» Stated exercise:
Below is a block of records; return all of them exactly, but without the images.

» Records provided:
☆ ☆ ☆ ☆ ☆

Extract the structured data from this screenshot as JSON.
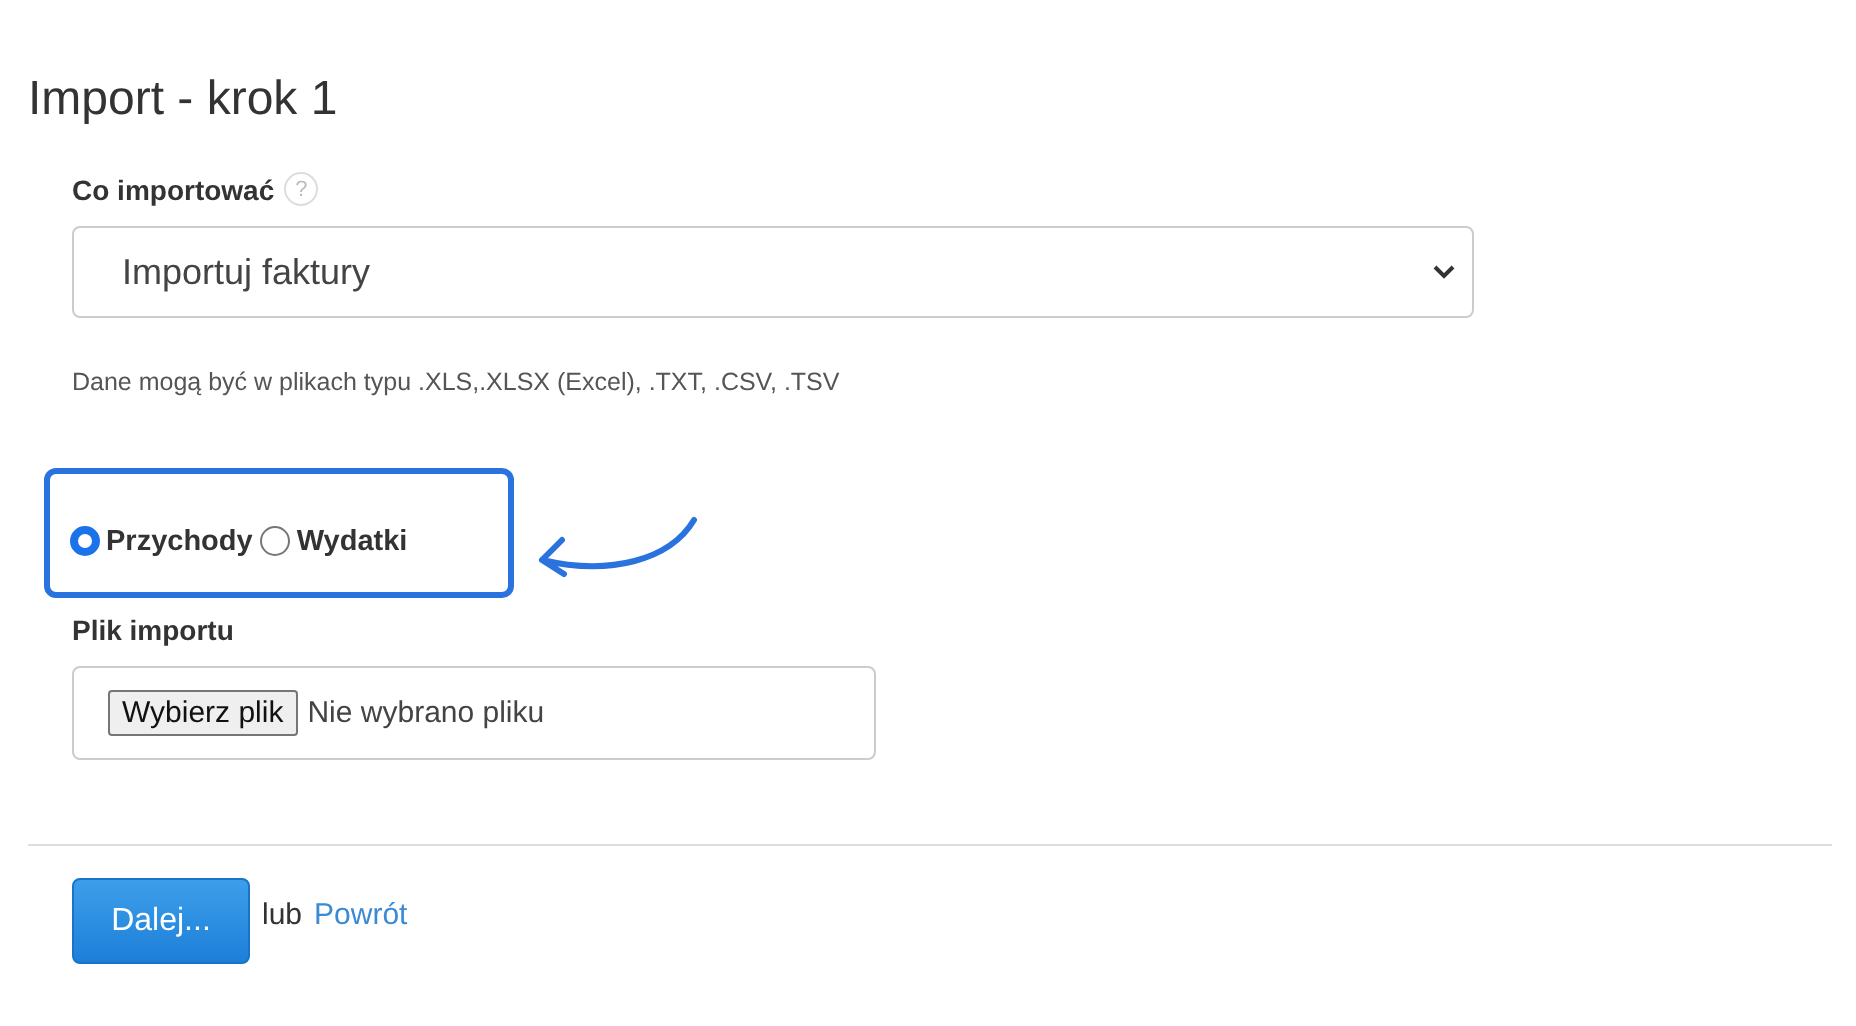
{
  "title": "Import - krok 1",
  "import_type": {
    "label": "Co importować",
    "help": "?",
    "value": "Importuj faktury"
  },
  "hint": "Dane mogą być w plikach typu .XLS,.XLSX (Excel), .TXT, .CSV, .TSV",
  "radios": [
    {
      "label": "Przychody",
      "selected": true
    },
    {
      "label": "Wydatki",
      "selected": false
    }
  ],
  "file": {
    "label": "Plik importu",
    "button": "Wybierz plik",
    "status": "Nie wybrano pliku"
  },
  "footer": {
    "next": "Dalej...",
    "or": "lub",
    "back": "Powrót"
  }
}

☆ ☆ ☆ ☆ ☆

» Correct output:
Extract the structured data from this screenshot as JSON.
{
  "title": "Import - krok 1",
  "import_type": {
    "label": "Co importować",
    "help": "?",
    "value": "Importuj faktury"
  },
  "hint": "Dane mogą być w plikach typu .XLS,.XLSX (Excel), .TXT, .CSV, .TSV",
  "radios": [
    {
      "label": "Przychody",
      "selected": true
    },
    {
      "label": "Wydatki",
      "selected": false
    }
  ],
  "file": {
    "label": "Plik importu",
    "button": "Wybierz plik",
    "status": "Nie wybrano pliku"
  },
  "footer": {
    "next": "Dalej...",
    "or": "lub",
    "back": "Powrót"
  }
}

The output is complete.